» **WHAT THE TASK ASKS**
Search the data for the word "text" and copy every line that contains it.

» **DATA EXTRACT**
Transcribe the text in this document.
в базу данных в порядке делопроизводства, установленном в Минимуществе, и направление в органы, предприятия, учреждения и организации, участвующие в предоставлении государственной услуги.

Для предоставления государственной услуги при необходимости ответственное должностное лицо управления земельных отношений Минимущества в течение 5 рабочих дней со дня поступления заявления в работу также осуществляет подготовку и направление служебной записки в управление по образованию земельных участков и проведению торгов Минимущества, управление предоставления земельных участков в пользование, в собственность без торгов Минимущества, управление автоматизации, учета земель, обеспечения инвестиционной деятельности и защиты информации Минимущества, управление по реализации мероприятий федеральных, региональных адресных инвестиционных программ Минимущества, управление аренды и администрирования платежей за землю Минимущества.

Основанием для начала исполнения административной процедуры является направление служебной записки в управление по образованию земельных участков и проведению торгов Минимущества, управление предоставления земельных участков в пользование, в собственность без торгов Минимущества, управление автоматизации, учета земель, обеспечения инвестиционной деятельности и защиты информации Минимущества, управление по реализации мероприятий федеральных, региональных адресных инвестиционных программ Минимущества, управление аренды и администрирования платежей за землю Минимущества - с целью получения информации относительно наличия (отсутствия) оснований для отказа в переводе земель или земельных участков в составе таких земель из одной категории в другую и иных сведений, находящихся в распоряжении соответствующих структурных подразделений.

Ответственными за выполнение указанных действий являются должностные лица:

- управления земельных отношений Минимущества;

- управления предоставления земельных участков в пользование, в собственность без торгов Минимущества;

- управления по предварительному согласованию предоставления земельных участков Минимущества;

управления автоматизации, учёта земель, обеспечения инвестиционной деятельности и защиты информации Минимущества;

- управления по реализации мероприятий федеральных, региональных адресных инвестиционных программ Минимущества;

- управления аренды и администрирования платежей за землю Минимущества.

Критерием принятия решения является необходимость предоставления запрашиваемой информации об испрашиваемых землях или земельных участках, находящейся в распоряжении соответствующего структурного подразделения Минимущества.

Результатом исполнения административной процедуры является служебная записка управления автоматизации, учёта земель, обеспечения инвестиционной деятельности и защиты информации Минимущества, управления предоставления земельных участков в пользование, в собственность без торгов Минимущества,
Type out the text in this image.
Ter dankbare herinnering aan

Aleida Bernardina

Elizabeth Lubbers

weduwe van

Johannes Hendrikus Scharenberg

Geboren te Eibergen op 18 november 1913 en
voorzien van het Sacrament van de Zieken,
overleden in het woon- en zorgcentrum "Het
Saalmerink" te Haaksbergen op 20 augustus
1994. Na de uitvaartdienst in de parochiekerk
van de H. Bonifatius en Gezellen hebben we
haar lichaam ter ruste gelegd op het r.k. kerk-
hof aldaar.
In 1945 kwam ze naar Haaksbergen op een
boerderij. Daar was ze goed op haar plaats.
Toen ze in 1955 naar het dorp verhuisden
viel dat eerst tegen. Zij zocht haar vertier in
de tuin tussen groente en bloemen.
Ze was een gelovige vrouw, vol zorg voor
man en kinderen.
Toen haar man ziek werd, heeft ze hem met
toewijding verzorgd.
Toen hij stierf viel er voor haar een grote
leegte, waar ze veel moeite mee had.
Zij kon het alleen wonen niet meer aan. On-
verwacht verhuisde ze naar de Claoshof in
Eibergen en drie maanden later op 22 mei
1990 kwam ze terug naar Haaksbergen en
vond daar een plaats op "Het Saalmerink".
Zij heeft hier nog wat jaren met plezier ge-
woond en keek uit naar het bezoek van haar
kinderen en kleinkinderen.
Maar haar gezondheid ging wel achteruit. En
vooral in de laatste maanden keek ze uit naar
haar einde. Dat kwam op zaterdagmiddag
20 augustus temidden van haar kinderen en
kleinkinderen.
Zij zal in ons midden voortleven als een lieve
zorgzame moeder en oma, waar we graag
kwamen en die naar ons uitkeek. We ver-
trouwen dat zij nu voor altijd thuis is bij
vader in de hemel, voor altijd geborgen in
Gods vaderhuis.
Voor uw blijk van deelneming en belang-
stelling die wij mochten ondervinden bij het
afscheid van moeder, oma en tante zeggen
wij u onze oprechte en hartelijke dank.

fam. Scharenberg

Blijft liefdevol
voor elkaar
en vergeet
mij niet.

» **RIGHT ANSWER**
Transcribe the text in this document.
Type out the text in this image.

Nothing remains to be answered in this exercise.